**WHAT IS REQUIRED**
Copy every line of the following data that includes the string "Extrapolated".

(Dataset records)
:::
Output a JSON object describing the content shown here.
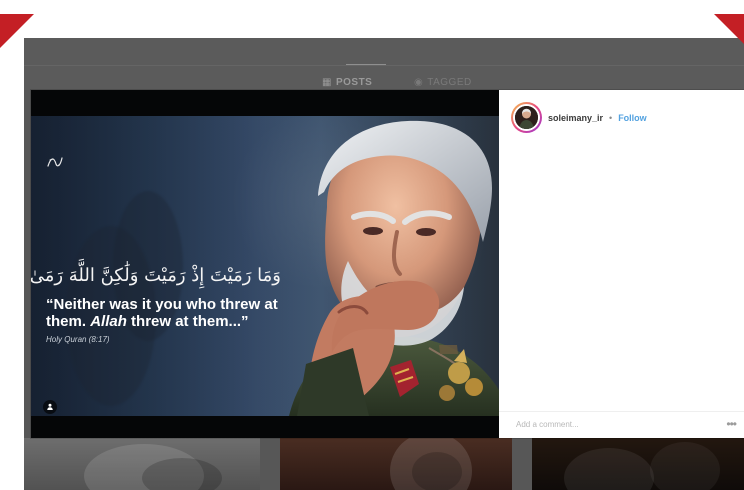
{
  "background": {
    "tabs": [
      {
        "label": "POSTS",
        "icon": "grid-icon"
      },
      {
        "label": "TAGGED",
        "icon": "tag-icon"
      }
    ]
  },
  "modal": {
    "author": {
      "username": "soleimany_ir",
      "separator": "•",
      "follow_label": "Follow"
    },
    "poster": {
      "arabic_text": "وَمَا رَمَيْتَ إِذْ رَمَيْتَ وَلَٰكِنَّ اللَّهَ رَمَىٰ",
      "quote_line1": "“Neither was it you who threw at",
      "quote_line2_prefix": "them. ",
      "quote_line2_italic": "Allah",
      "quote_line2_suffix": " threw at them...”",
      "citation": "Holy Quran (8:17)"
    },
    "comment_placeholder": "Add a comment...",
    "more_label": "•••"
  },
  "colors": {
    "follow_blue": "#53a2e0",
    "accent_red": "#c41f25",
    "overlay_gray": "#575757"
  }
}
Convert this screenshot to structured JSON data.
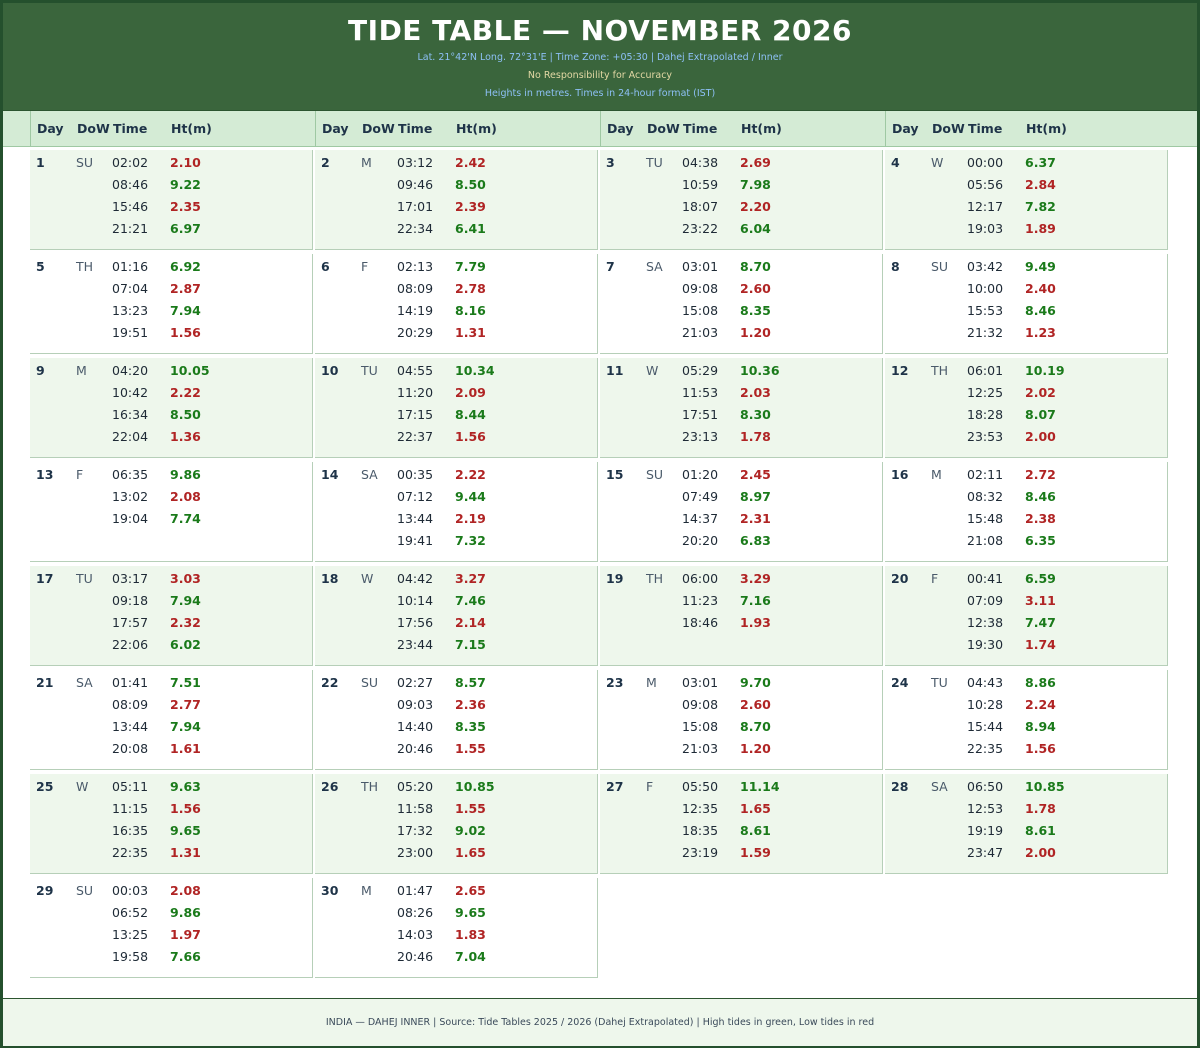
{
  "header": {
    "title": "TIDE TABLE — NOVEMBER 2026",
    "info_line": "Lat. 21°42'N  Long. 72°31'E   |   Time Zone: +05:30   |   Dahej Extrapolated / Inner",
    "disclaimer": "No Responsibility for Accuracy",
    "units_note": "Heights in metres.  Times in 24-hour format (IST)"
  },
  "columns": {
    "day": "Day",
    "dow": "DoW",
    "time": "Time",
    "height": "Ht(m)"
  },
  "colors": {
    "header_bg": "#3a653c",
    "high_tide": "#1a7a1a",
    "low_tide": "#b02424",
    "shade": "#eef7ec"
  },
  "days": [
    {
      "day": "1",
      "dow": "SU",
      "tides": [
        {
          "time": "02:02",
          "ht": "2.10",
          "type": "low"
        },
        {
          "time": "08:46",
          "ht": "9.22",
          "type": "high"
        },
        {
          "time": "15:46",
          "ht": "2.35",
          "type": "low"
        },
        {
          "time": "21:21",
          "ht": "6.97",
          "type": "high"
        }
      ]
    },
    {
      "day": "2",
      "dow": "M",
      "tides": [
        {
          "time": "03:12",
          "ht": "2.42",
          "type": "low"
        },
        {
          "time": "09:46",
          "ht": "8.50",
          "type": "high"
        },
        {
          "time": "17:01",
          "ht": "2.39",
          "type": "low"
        },
        {
          "time": "22:34",
          "ht": "6.41",
          "type": "high"
        }
      ]
    },
    {
      "day": "3",
      "dow": "TU",
      "tides": [
        {
          "time": "04:38",
          "ht": "2.69",
          "type": "low"
        },
        {
          "time": "10:59",
          "ht": "7.98",
          "type": "high"
        },
        {
          "time": "18:07",
          "ht": "2.20",
          "type": "low"
        },
        {
          "time": "23:22",
          "ht": "6.04",
          "type": "high"
        }
      ]
    },
    {
      "day": "4",
      "dow": "W",
      "tides": [
        {
          "time": "00:00",
          "ht": "6.37",
          "type": "high"
        },
        {
          "time": "05:56",
          "ht": "2.84",
          "type": "low"
        },
        {
          "time": "12:17",
          "ht": "7.82",
          "type": "high"
        },
        {
          "time": "19:03",
          "ht": "1.89",
          "type": "low"
        }
      ]
    },
    {
      "day": "5",
      "dow": "TH",
      "tides": [
        {
          "time": "01:16",
          "ht": "6.92",
          "type": "high"
        },
        {
          "time": "07:04",
          "ht": "2.87",
          "type": "low"
        },
        {
          "time": "13:23",
          "ht": "7.94",
          "type": "high"
        },
        {
          "time": "19:51",
          "ht": "1.56",
          "type": "low"
        }
      ]
    },
    {
      "day": "6",
      "dow": "F",
      "tides": [
        {
          "time": "02:13",
          "ht": "7.79",
          "type": "high"
        },
        {
          "time": "08:09",
          "ht": "2.78",
          "type": "low"
        },
        {
          "time": "14:19",
          "ht": "8.16",
          "type": "high"
        },
        {
          "time": "20:29",
          "ht": "1.31",
          "type": "low"
        }
      ]
    },
    {
      "day": "7",
      "dow": "SA",
      "tides": [
        {
          "time": "03:01",
          "ht": "8.70",
          "type": "high"
        },
        {
          "time": "09:08",
          "ht": "2.60",
          "type": "low"
        },
        {
          "time": "15:08",
          "ht": "8.35",
          "type": "high"
        },
        {
          "time": "21:03",
          "ht": "1.20",
          "type": "low"
        }
      ]
    },
    {
      "day": "8",
      "dow": "SU",
      "tides": [
        {
          "time": "03:42",
          "ht": "9.49",
          "type": "high"
        },
        {
          "time": "10:00",
          "ht": "2.40",
          "type": "low"
        },
        {
          "time": "15:53",
          "ht": "8.46",
          "type": "high"
        },
        {
          "time": "21:32",
          "ht": "1.23",
          "type": "low"
        }
      ]
    },
    {
      "day": "9",
      "dow": "M",
      "tides": [
        {
          "time": "04:20",
          "ht": "10.05",
          "type": "high"
        },
        {
          "time": "10:42",
          "ht": "2.22",
          "type": "low"
        },
        {
          "time": "16:34",
          "ht": "8.50",
          "type": "high"
        },
        {
          "time": "22:04",
          "ht": "1.36",
          "type": "low"
        }
      ]
    },
    {
      "day": "10",
      "dow": "TU",
      "tides": [
        {
          "time": "04:55",
          "ht": "10.34",
          "type": "high"
        },
        {
          "time": "11:20",
          "ht": "2.09",
          "type": "low"
        },
        {
          "time": "17:15",
          "ht": "8.44",
          "type": "high"
        },
        {
          "time": "22:37",
          "ht": "1.56",
          "type": "low"
        }
      ]
    },
    {
      "day": "11",
      "dow": "W",
      "tides": [
        {
          "time": "05:29",
          "ht": "10.36",
          "type": "high"
        },
        {
          "time": "11:53",
          "ht": "2.03",
          "type": "low"
        },
        {
          "time": "17:51",
          "ht": "8.30",
          "type": "high"
        },
        {
          "time": "23:13",
          "ht": "1.78",
          "type": "low"
        }
      ]
    },
    {
      "day": "12",
      "dow": "TH",
      "tides": [
        {
          "time": "06:01",
          "ht": "10.19",
          "type": "high"
        },
        {
          "time": "12:25",
          "ht": "2.02",
          "type": "low"
        },
        {
          "time": "18:28",
          "ht": "8.07",
          "type": "high"
        },
        {
          "time": "23:53",
          "ht": "2.00",
          "type": "low"
        }
      ]
    },
    {
      "day": "13",
      "dow": "F",
      "tides": [
        {
          "time": "06:35",
          "ht": "9.86",
          "type": "high"
        },
        {
          "time": "13:02",
          "ht": "2.08",
          "type": "low"
        },
        {
          "time": "19:04",
          "ht": "7.74",
          "type": "high"
        }
      ]
    },
    {
      "day": "14",
      "dow": "SA",
      "tides": [
        {
          "time": "00:35",
          "ht": "2.22",
          "type": "low"
        },
        {
          "time": "07:12",
          "ht": "9.44",
          "type": "high"
        },
        {
          "time": "13:44",
          "ht": "2.19",
          "type": "low"
        },
        {
          "time": "19:41",
          "ht": "7.32",
          "type": "high"
        }
      ]
    },
    {
      "day": "15",
      "dow": "SU",
      "tides": [
        {
          "time": "01:20",
          "ht": "2.45",
          "type": "low"
        },
        {
          "time": "07:49",
          "ht": "8.97",
          "type": "high"
        },
        {
          "time": "14:37",
          "ht": "2.31",
          "type": "low"
        },
        {
          "time": "20:20",
          "ht": "6.83",
          "type": "high"
        }
      ]
    },
    {
      "day": "16",
      "dow": "M",
      "tides": [
        {
          "time": "02:11",
          "ht": "2.72",
          "type": "low"
        },
        {
          "time": "08:32",
          "ht": "8.46",
          "type": "high"
        },
        {
          "time": "15:48",
          "ht": "2.38",
          "type": "low"
        },
        {
          "time": "21:08",
          "ht": "6.35",
          "type": "high"
        }
      ]
    },
    {
      "day": "17",
      "dow": "TU",
      "tides": [
        {
          "time": "03:17",
          "ht": "3.03",
          "type": "low"
        },
        {
          "time": "09:18",
          "ht": "7.94",
          "type": "high"
        },
        {
          "time": "17:57",
          "ht": "2.32",
          "type": "low"
        },
        {
          "time": "22:06",
          "ht": "6.02",
          "type": "high"
        }
      ]
    },
    {
      "day": "18",
      "dow": "W",
      "tides": [
        {
          "time": "04:42",
          "ht": "3.27",
          "type": "low"
        },
        {
          "time": "10:14",
          "ht": "7.46",
          "type": "high"
        },
        {
          "time": "17:56",
          "ht": "2.14",
          "type": "low"
        },
        {
          "time": "23:44",
          "ht": "7.15",
          "type": "high"
        }
      ]
    },
    {
      "day": "19",
      "dow": "TH",
      "tides": [
        {
          "time": "06:00",
          "ht": "3.29",
          "type": "low"
        },
        {
          "time": "11:23",
          "ht": "7.16",
          "type": "high"
        },
        {
          "time": "18:46",
          "ht": "1.93",
          "type": "low"
        }
      ]
    },
    {
      "day": "20",
      "dow": "F",
      "tides": [
        {
          "time": "00:41",
          "ht": "6.59",
          "type": "high"
        },
        {
          "time": "07:09",
          "ht": "3.11",
          "type": "low"
        },
        {
          "time": "12:38",
          "ht": "7.47",
          "type": "high"
        },
        {
          "time": "19:30",
          "ht": "1.74",
          "type": "low"
        }
      ]
    },
    {
      "day": "21",
      "dow": "SA",
      "tides": [
        {
          "time": "01:41",
          "ht": "7.51",
          "type": "high"
        },
        {
          "time": "08:09",
          "ht": "2.77",
          "type": "low"
        },
        {
          "time": "13:44",
          "ht": "7.94",
          "type": "high"
        },
        {
          "time": "20:08",
          "ht": "1.61",
          "type": "low"
        }
      ]
    },
    {
      "day": "22",
      "dow": "SU",
      "tides": [
        {
          "time": "02:27",
          "ht": "8.57",
          "type": "high"
        },
        {
          "time": "09:03",
          "ht": "2.36",
          "type": "low"
        },
        {
          "time": "14:40",
          "ht": "8.35",
          "type": "high"
        },
        {
          "time": "20:46",
          "ht": "1.55",
          "type": "low"
        }
      ]
    },
    {
      "day": "23",
      "dow": "M",
      "tides": [
        {
          "time": "03:01",
          "ht": "9.70",
          "type": "high"
        },
        {
          "time": "09:08",
          "ht": "2.60",
          "type": "low"
        },
        {
          "time": "15:08",
          "ht": "8.70",
          "type": "high"
        },
        {
          "time": "21:03",
          "ht": "1.20",
          "type": "low"
        }
      ]
    },
    {
      "day": "24",
      "dow": "TU",
      "tides": [
        {
          "time": "04:43",
          "ht": "8.86",
          "type": "high"
        },
        {
          "time": "10:28",
          "ht": "2.24",
          "type": "low"
        },
        {
          "time": "15:44",
          "ht": "8.94",
          "type": "high"
        },
        {
          "time": "22:35",
          "ht": "1.56",
          "type": "low"
        }
      ]
    },
    {
      "day": "25",
      "dow": "W",
      "tides": [
        {
          "time": "05:11",
          "ht": "9.63",
          "type": "high"
        },
        {
          "time": "11:15",
          "ht": "1.56",
          "type": "low"
        },
        {
          "time": "16:35",
          "ht": "9.65",
          "type": "high"
        },
        {
          "time": "22:35",
          "ht": "1.31",
          "type": "low"
        }
      ]
    },
    {
      "day": "26",
      "dow": "TH",
      "tides": [
        {
          "time": "05:20",
          "ht": "10.85",
          "type": "high"
        },
        {
          "time": "11:58",
          "ht": "1.55",
          "type": "low"
        },
        {
          "time": "17:32",
          "ht": "9.02",
          "type": "high"
        },
        {
          "time": "23:00",
          "ht": "1.65",
          "type": "low"
        }
      ]
    },
    {
      "day": "27",
      "dow": "F",
      "tides": [
        {
          "time": "05:50",
          "ht": "11.14",
          "type": "high"
        },
        {
          "time": "12:35",
          "ht": "1.65",
          "type": "low"
        },
        {
          "time": "18:35",
          "ht": "8.61",
          "type": "high"
        },
        {
          "time": "23:19",
          "ht": "1.59",
          "type": "low"
        }
      ]
    },
    {
      "day": "28",
      "dow": "SA",
      "tides": [
        {
          "time": "06:50",
          "ht": "10.85",
          "type": "high"
        },
        {
          "time": "12:53",
          "ht": "1.78",
          "type": "low"
        },
        {
          "time": "19:19",
          "ht": "8.61",
          "type": "high"
        },
        {
          "time": "23:47",
          "ht": "2.00",
          "type": "low"
        }
      ]
    },
    {
      "day": "29",
      "dow": "SU",
      "tides": [
        {
          "time": "00:03",
          "ht": "2.08",
          "type": "low"
        },
        {
          "time": "06:52",
          "ht": "9.86",
          "type": "high"
        },
        {
          "time": "13:25",
          "ht": "1.97",
          "type": "low"
        },
        {
          "time": "19:58",
          "ht": "7.66",
          "type": "high"
        }
      ]
    },
    {
      "day": "30",
      "dow": "M",
      "tides": [
        {
          "time": "01:47",
          "ht": "2.65",
          "type": "low"
        },
        {
          "time": "08:26",
          "ht": "9.65",
          "type": "high"
        },
        {
          "time": "14:03",
          "ht": "1.83",
          "type": "low"
        },
        {
          "time": "20:46",
          "ht": "7.04",
          "type": "high"
        }
      ]
    }
  ],
  "footer": {
    "text": "INDIA — DAHEJ INNER   |   Source: Tide Tables 2025 / 2026 (Dahej Extrapolated)   |   High tides in green, Low tides in red"
  }
}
:::
**RESULT OF THIS TASK**
    "info_line": "Lat. 21°42'N  Long. 72°31'E   |   Time Zone: +05:30   |   Dahej Extrapolated / Inner",
    "text": "INDIA — DAHEJ INNER   |   Source: Tide Tables 2025 / 2026 (Dahej Extrapolated)   |   High tides in green, Low tides in red"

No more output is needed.